AIM OF THE EXERCISE
Pictures do not belong in the copy, so please give every entry below again exactly.

** START OF RECORDS FOR THE TASK **

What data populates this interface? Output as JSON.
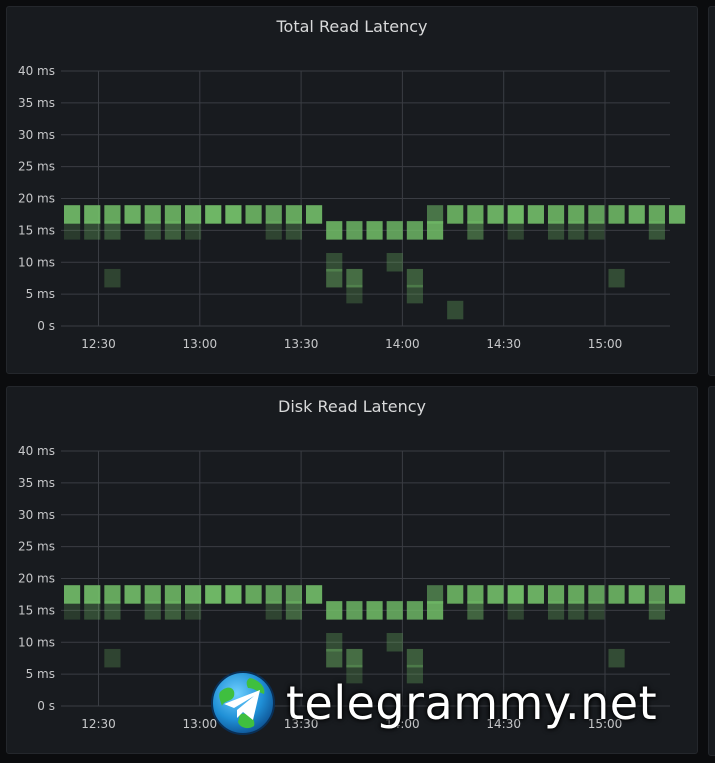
{
  "panels": [
    {
      "title": "Total Read Latency"
    },
    {
      "title": "Disk Read Latency"
    }
  ],
  "watermark": {
    "text": "telegrammy.net",
    "logo": "telegram-globe-logo"
  },
  "colors": {
    "bucket": "#73bf69",
    "grid": "#3a3d43",
    "panel_bg": "#181b1f"
  },
  "chart_data": [
    {
      "type": "heatmap",
      "title": "Total Read Latency",
      "x_ticks": [
        "12:30",
        "13:00",
        "13:30",
        "14:00",
        "14:30",
        "15:00"
      ],
      "y_ticks": [
        "0 s",
        "5 ms",
        "10 ms",
        "15 ms",
        "20 ms",
        "25 ms",
        "30 ms",
        "35 ms",
        "40 ms"
      ],
      "grid": true,
      "columns": 31,
      "bucket_centers_ms": [
        2.5,
        5,
        7.5,
        10,
        12.5,
        15,
        17.5
      ],
      "cells": [
        [
          0,
          17.5,
          0.9
        ],
        [
          0,
          15,
          0.2
        ],
        [
          1,
          17.5,
          0.9
        ],
        [
          1,
          15,
          0.3
        ],
        [
          2,
          17.5,
          0.85
        ],
        [
          2,
          15,
          0.35
        ],
        [
          2,
          7.5,
          0.25
        ],
        [
          3,
          17.5,
          0.9
        ],
        [
          4,
          17.5,
          0.85
        ],
        [
          4,
          15,
          0.35
        ],
        [
          5,
          17.5,
          0.85
        ],
        [
          5,
          15,
          0.4
        ],
        [
          6,
          17.5,
          0.9
        ],
        [
          6,
          15,
          0.25
        ],
        [
          7,
          17.5,
          0.95
        ],
        [
          8,
          17.5,
          0.95
        ],
        [
          9,
          17.5,
          0.85
        ],
        [
          10,
          17.5,
          0.8
        ],
        [
          10,
          15,
          0.25
        ],
        [
          11,
          17.5,
          0.85
        ],
        [
          11,
          15,
          0.3
        ],
        [
          12,
          17.5,
          0.9
        ],
        [
          12,
          15,
          0.02
        ],
        [
          12,
          12.5,
          0.02
        ],
        [
          12,
          10,
          0.02
        ],
        [
          12,
          7.5,
          0.02
        ],
        [
          12,
          5,
          0.02
        ],
        [
          12,
          2.5,
          0.02
        ],
        [
          12,
          0,
          0.02
        ],
        [
          12,
          20,
          0.02
        ],
        [
          13,
          15,
          0.85
        ],
        [
          13,
          10,
          0.3
        ],
        [
          13,
          7.5,
          0.45
        ],
        [
          14,
          15,
          0.8
        ],
        [
          14,
          7.5,
          0.5
        ],
        [
          14,
          5,
          0.25
        ],
        [
          15,
          15,
          0.85
        ],
        [
          16,
          15,
          0.8
        ],
        [
          16,
          10,
          0.3
        ],
        [
          17,
          15,
          0.8
        ],
        [
          17,
          7.5,
          0.4
        ],
        [
          17,
          5,
          0.3
        ],
        [
          18,
          15,
          0.85
        ],
        [
          18,
          17.5,
          0.55
        ],
        [
          19,
          17.5,
          0.85
        ],
        [
          19,
          2.5,
          0.3
        ],
        [
          20,
          17.5,
          0.85
        ],
        [
          20,
          15,
          0.45
        ],
        [
          21,
          17.5,
          0.9
        ],
        [
          22,
          17.5,
          0.95
        ],
        [
          22,
          15,
          0.25
        ],
        [
          23,
          17.5,
          0.9
        ],
        [
          24,
          17.5,
          0.85
        ],
        [
          24,
          15,
          0.3
        ],
        [
          25,
          17.5,
          0.85
        ],
        [
          25,
          15,
          0.3
        ],
        [
          26,
          17.5,
          0.8
        ],
        [
          26,
          15,
          0.25
        ],
        [
          27,
          17.5,
          0.85
        ],
        [
          27,
          7.5,
          0.3
        ],
        [
          28,
          17.5,
          0.9
        ],
        [
          29,
          17.5,
          0.85
        ],
        [
          29,
          15,
          0.35
        ],
        [
          30,
          17.5,
          0.9
        ]
      ]
    },
    {
      "type": "heatmap",
      "title": "Disk Read Latency",
      "x_ticks": [
        "12:30",
        "13:00",
        "13:30",
        "14:00",
        "14:30",
        "15:00"
      ],
      "y_ticks": [
        "0 s",
        "5 ms",
        "10 ms",
        "15 ms",
        "20 ms",
        "25 ms",
        "30 ms",
        "35 ms",
        "40 ms"
      ],
      "grid": true,
      "columns": 31,
      "bucket_centers_ms": [
        2.5,
        5,
        7.5,
        10,
        12.5,
        15,
        17.5
      ],
      "cells": [
        [
          0,
          17.5,
          0.9
        ],
        [
          0,
          15,
          0.2
        ],
        [
          1,
          17.5,
          0.9
        ],
        [
          1,
          15,
          0.3
        ],
        [
          2,
          17.5,
          0.85
        ],
        [
          2,
          15,
          0.35
        ],
        [
          2,
          7.5,
          0.25
        ],
        [
          3,
          17.5,
          0.9
        ],
        [
          4,
          17.5,
          0.85
        ],
        [
          4,
          15,
          0.35
        ],
        [
          5,
          17.5,
          0.85
        ],
        [
          5,
          15,
          0.4
        ],
        [
          6,
          17.5,
          0.9
        ],
        [
          6,
          15,
          0.25
        ],
        [
          7,
          17.5,
          0.95
        ],
        [
          8,
          17.5,
          0.95
        ],
        [
          9,
          17.5,
          0.85
        ],
        [
          10,
          17.5,
          0.8
        ],
        [
          10,
          15,
          0.25
        ],
        [
          11,
          17.5,
          0.75
        ],
        [
          11,
          15,
          0.45
        ],
        [
          12,
          17.5,
          0.9
        ],
        [
          13,
          15,
          0.85
        ],
        [
          13,
          10,
          0.3
        ],
        [
          13,
          7.5,
          0.45
        ],
        [
          14,
          15,
          0.8
        ],
        [
          14,
          7.5,
          0.5
        ],
        [
          14,
          5,
          0.25
        ],
        [
          15,
          15,
          0.85
        ],
        [
          16,
          15,
          0.8
        ],
        [
          16,
          10,
          0.3
        ],
        [
          17,
          15,
          0.8
        ],
        [
          17,
          7.5,
          0.4
        ],
        [
          17,
          5,
          0.3
        ],
        [
          18,
          15,
          0.85
        ],
        [
          18,
          17.5,
          0.55
        ],
        [
          19,
          17.5,
          0.85
        ],
        [
          20,
          17.5,
          0.85
        ],
        [
          20,
          15,
          0.45
        ],
        [
          21,
          17.5,
          0.9
        ],
        [
          22,
          17.5,
          0.95
        ],
        [
          22,
          15,
          0.25
        ],
        [
          23,
          17.5,
          0.9
        ],
        [
          24,
          17.5,
          0.85
        ],
        [
          24,
          15,
          0.3
        ],
        [
          25,
          17.5,
          0.85
        ],
        [
          25,
          15,
          0.3
        ],
        [
          26,
          17.5,
          0.8
        ],
        [
          26,
          15,
          0.25
        ],
        [
          27,
          17.5,
          0.85
        ],
        [
          27,
          7.5,
          0.3
        ],
        [
          28,
          17.5,
          0.9
        ],
        [
          29,
          17.5,
          0.75
        ],
        [
          29,
          15,
          0.4
        ],
        [
          30,
          17.5,
          0.9
        ]
      ]
    }
  ]
}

** END OF RECORDS FOR THE TASK **

SOLUTION TO THE PROBLEM
What data populates this interface? Output as JSON.
{
  "panels": [
    {
      "title": "Total Read Latency"
    },
    {
      "title": "Disk Read Latency"
    }
  ],
  "watermark": {
    "text": "telegrammy.net",
    "logo": "telegram-globe-logo"
  },
  "colors": {
    "bucket": "#73bf69",
    "grid": "#3a3d43",
    "panel_bg": "#181b1f"
  },
  "chart_data": [
    {
      "type": "heatmap",
      "title": "Total Read Latency",
      "x_ticks": [
        "12:30",
        "13:00",
        "13:30",
        "14:00",
        "14:30",
        "15:00"
      ],
      "y_ticks": [
        "0 s",
        "5 ms",
        "10 ms",
        "15 ms",
        "20 ms",
        "25 ms",
        "30 ms",
        "35 ms",
        "40 ms"
      ],
      "grid": true,
      "columns": 31,
      "bucket_centers_ms": [
        2.5,
        5,
        7.5,
        10,
        12.5,
        15,
        17.5
      ],
      "cells": [
        [
          0,
          17.5,
          0.9
        ],
        [
          0,
          15,
          0.2
        ],
        [
          1,
          17.5,
          0.9
        ],
        [
          1,
          15,
          0.3
        ],
        [
          2,
          17.5,
          0.85
        ],
        [
          2,
          15,
          0.35
        ],
        [
          2,
          7.5,
          0.25
        ],
        [
          3,
          17.5,
          0.9
        ],
        [
          4,
          17.5,
          0.85
        ],
        [
          4,
          15,
          0.35
        ],
        [
          5,
          17.5,
          0.85
        ],
        [
          5,
          15,
          0.4
        ],
        [
          6,
          17.5,
          0.9
        ],
        [
          6,
          15,
          0.25
        ],
        [
          7,
          17.5,
          0.95
        ],
        [
          8,
          17.5,
          0.95
        ],
        [
          9,
          17.5,
          0.85
        ],
        [
          10,
          17.5,
          0.8
        ],
        [
          10,
          15,
          0.25
        ],
        [
          11,
          17.5,
          0.85
        ],
        [
          11,
          15,
          0.3
        ],
        [
          12,
          17.5,
          0.9
        ],
        [
          12,
          15,
          0.02
        ],
        [
          12,
          12.5,
          0.02
        ],
        [
          12,
          10,
          0.02
        ],
        [
          12,
          7.5,
          0.02
        ],
        [
          12,
          5,
          0.02
        ],
        [
          12,
          2.5,
          0.02
        ],
        [
          12,
          0,
          0.02
        ],
        [
          12,
          20,
          0.02
        ],
        [
          13,
          15,
          0.85
        ],
        [
          13,
          10,
          0.3
        ],
        [
          13,
          7.5,
          0.45
        ],
        [
          14,
          15,
          0.8
        ],
        [
          14,
          7.5,
          0.5
        ],
        [
          14,
          5,
          0.25
        ],
        [
          15,
          15,
          0.85
        ],
        [
          16,
          15,
          0.8
        ],
        [
          16,
          10,
          0.3
        ],
        [
          17,
          15,
          0.8
        ],
        [
          17,
          7.5,
          0.4
        ],
        [
          17,
          5,
          0.3
        ],
        [
          18,
          15,
          0.85
        ],
        [
          18,
          17.5,
          0.55
        ],
        [
          19,
          17.5,
          0.85
        ],
        [
          19,
          2.5,
          0.3
        ],
        [
          20,
          17.5,
          0.85
        ],
        [
          20,
          15,
          0.45
        ],
        [
          21,
          17.5,
          0.9
        ],
        [
          22,
          17.5,
          0.95
        ],
        [
          22,
          15,
          0.25
        ],
        [
          23,
          17.5,
          0.9
        ],
        [
          24,
          17.5,
          0.85
        ],
        [
          24,
          15,
          0.3
        ],
        [
          25,
          17.5,
          0.85
        ],
        [
          25,
          15,
          0.3
        ],
        [
          26,
          17.5,
          0.8
        ],
        [
          26,
          15,
          0.25
        ],
        [
          27,
          17.5,
          0.85
        ],
        [
          27,
          7.5,
          0.3
        ],
        [
          28,
          17.5,
          0.9
        ],
        [
          29,
          17.5,
          0.85
        ],
        [
          29,
          15,
          0.35
        ],
        [
          30,
          17.5,
          0.9
        ]
      ]
    },
    {
      "type": "heatmap",
      "title": "Disk Read Latency",
      "x_ticks": [
        "12:30",
        "13:00",
        "13:30",
        "14:00",
        "14:30",
        "15:00"
      ],
      "y_ticks": [
        "0 s",
        "5 ms",
        "10 ms",
        "15 ms",
        "20 ms",
        "25 ms",
        "30 ms",
        "35 ms",
        "40 ms"
      ],
      "grid": true,
      "columns": 31,
      "bucket_centers_ms": [
        2.5,
        5,
        7.5,
        10,
        12.5,
        15,
        17.5
      ],
      "cells": [
        [
          0,
          17.5,
          0.9
        ],
        [
          0,
          15,
          0.2
        ],
        [
          1,
          17.5,
          0.9
        ],
        [
          1,
          15,
          0.3
        ],
        [
          2,
          17.5,
          0.85
        ],
        [
          2,
          15,
          0.35
        ],
        [
          2,
          7.5,
          0.25
        ],
        [
          3,
          17.5,
          0.9
        ],
        [
          4,
          17.5,
          0.85
        ],
        [
          4,
          15,
          0.35
        ],
        [
          5,
          17.5,
          0.85
        ],
        [
          5,
          15,
          0.4
        ],
        [
          6,
          17.5,
          0.9
        ],
        [
          6,
          15,
          0.25
        ],
        [
          7,
          17.5,
          0.95
        ],
        [
          8,
          17.5,
          0.95
        ],
        [
          9,
          17.5,
          0.85
        ],
        [
          10,
          17.5,
          0.8
        ],
        [
          10,
          15,
          0.25
        ],
        [
          11,
          17.5,
          0.75
        ],
        [
          11,
          15,
          0.45
        ],
        [
          12,
          17.5,
          0.9
        ],
        [
          13,
          15,
          0.85
        ],
        [
          13,
          10,
          0.3
        ],
        [
          13,
          7.5,
          0.45
        ],
        [
          14,
          15,
          0.8
        ],
        [
          14,
          7.5,
          0.5
        ],
        [
          14,
          5,
          0.25
        ],
        [
          15,
          15,
          0.85
        ],
        [
          16,
          15,
          0.8
        ],
        [
          16,
          10,
          0.3
        ],
        [
          17,
          15,
          0.8
        ],
        [
          17,
          7.5,
          0.4
        ],
        [
          17,
          5,
          0.3
        ],
        [
          18,
          15,
          0.85
        ],
        [
          18,
          17.5,
          0.55
        ],
        [
          19,
          17.5,
          0.85
        ],
        [
          20,
          17.5,
          0.85
        ],
        [
          20,
          15,
          0.45
        ],
        [
          21,
          17.5,
          0.9
        ],
        [
          22,
          17.5,
          0.95
        ],
        [
          22,
          15,
          0.25
        ],
        [
          23,
          17.5,
          0.9
        ],
        [
          24,
          17.5,
          0.85
        ],
        [
          24,
          15,
          0.3
        ],
        [
          25,
          17.5,
          0.85
        ],
        [
          25,
          15,
          0.3
        ],
        [
          26,
          17.5,
          0.8
        ],
        [
          26,
          15,
          0.25
        ],
        [
          27,
          17.5,
          0.85
        ],
        [
          27,
          7.5,
          0.3
        ],
        [
          28,
          17.5,
          0.9
        ],
        [
          29,
          17.5,
          0.75
        ],
        [
          29,
          15,
          0.4
        ],
        [
          30,
          17.5,
          0.9
        ]
      ]
    }
  ]
}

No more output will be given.